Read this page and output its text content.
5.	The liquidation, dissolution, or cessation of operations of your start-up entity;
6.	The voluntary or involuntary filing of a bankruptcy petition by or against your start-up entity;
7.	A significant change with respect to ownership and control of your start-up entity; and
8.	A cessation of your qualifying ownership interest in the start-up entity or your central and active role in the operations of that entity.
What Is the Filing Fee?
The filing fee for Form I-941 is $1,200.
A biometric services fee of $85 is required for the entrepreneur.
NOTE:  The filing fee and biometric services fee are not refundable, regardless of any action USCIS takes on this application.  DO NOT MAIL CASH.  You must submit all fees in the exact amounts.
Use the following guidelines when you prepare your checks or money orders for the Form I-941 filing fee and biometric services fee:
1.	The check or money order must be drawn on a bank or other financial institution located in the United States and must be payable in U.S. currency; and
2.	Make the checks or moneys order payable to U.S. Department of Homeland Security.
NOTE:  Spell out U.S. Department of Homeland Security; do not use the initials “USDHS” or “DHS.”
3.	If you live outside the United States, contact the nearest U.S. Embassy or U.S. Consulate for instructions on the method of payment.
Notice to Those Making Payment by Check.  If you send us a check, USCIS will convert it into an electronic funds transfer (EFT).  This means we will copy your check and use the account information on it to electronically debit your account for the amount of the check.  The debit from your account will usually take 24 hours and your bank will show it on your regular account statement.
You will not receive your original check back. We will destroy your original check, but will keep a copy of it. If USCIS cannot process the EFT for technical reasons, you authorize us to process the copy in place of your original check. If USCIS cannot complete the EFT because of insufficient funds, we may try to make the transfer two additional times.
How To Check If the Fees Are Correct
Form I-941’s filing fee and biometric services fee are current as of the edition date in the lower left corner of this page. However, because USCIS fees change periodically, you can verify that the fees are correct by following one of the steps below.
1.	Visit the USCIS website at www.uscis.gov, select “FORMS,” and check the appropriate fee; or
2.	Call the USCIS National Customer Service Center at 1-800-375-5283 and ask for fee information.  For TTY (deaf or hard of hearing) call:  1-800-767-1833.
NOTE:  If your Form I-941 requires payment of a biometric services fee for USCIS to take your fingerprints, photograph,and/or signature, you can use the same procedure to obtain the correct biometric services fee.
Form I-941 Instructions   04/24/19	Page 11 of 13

● ● ●

**Instruction**
Give the complete listing a second time, exactly as it reads.

**Exercise solution**
Read this page and output its text content.
5.	The liquidation, dissolution, or cessation of operations of your start-up entity;
6.	The voluntary or involuntary filing of a bankruptcy petition by or against your start-up entity;
7.	A significant change with respect to ownership and control of your start-up entity; and
8.	A cessation of your qualifying ownership interest in the start-up entity or your central and active role in the operations of that entity.
What Is the Filing Fee?
The filing fee for Form I-941 is $1,200.
A biometric services fee of $85 is required for the entrepreneur.
NOTE:  The filing fee and biometric services fee are not refundable, regardless of any action USCIS takes on this application.  DO NOT MAIL CASH.  You must submit all fees in the exact amounts.
Use the following guidelines when you prepare your checks or money orders for the Form I-941 filing fee and biometric services fee:
1.	The check or money order must be drawn on a bank or other financial institution located in the United States and must be payable in U.S. currency; and
2.	Make the checks or moneys order payable to U.S. Department of Homeland Security.
NOTE:  Spell out U.S. Department of Homeland Security; do not use the initials “USDHS” or “DHS.”
3.	If you live outside the United States, contact the nearest U.S. Embassy or U.S. Consulate for instructions on the method of payment.
Notice to Those Making Payment by Check.  If you send us a check, USCIS will convert it into an electronic funds transfer (EFT).  This means we will copy your check and use the account information on it to electronically debit your account for the amount of the check.  The debit from your account will usually take 24 hours and your bank will show it on your regular account statement.
You will not receive your original check back. We will destroy your original check, but will keep a copy of it. If USCIS cannot process the EFT for technical reasons, you authorize us to process the copy in place of your original check. If USCIS cannot complete the EFT because of insufficient funds, we may try to make the transfer two additional times.
How To Check If the Fees Are Correct
Form I-941’s filing fee and biometric services fee are current as of the edition date in the lower left corner of this page. However, because USCIS fees change periodically, you can verify that the fees are correct by following one of the steps below.
1.	Visit the USCIS website at www.uscis.gov, select “FORMS,” and check the appropriate fee; or
2.	Call the USCIS National Customer Service Center at 1-800-375-5283 and ask for fee information.  For TTY (deaf or hard of hearing) call:  1-800-767-1833.
NOTE:  If your Form I-941 requires payment of a biometric services fee for USCIS to take your fingerprints, photograph,and/or signature, you can use the same procedure to obtain the correct biometric services fee.
Form I-941 Instructions   04/24/19	Page 11 of 13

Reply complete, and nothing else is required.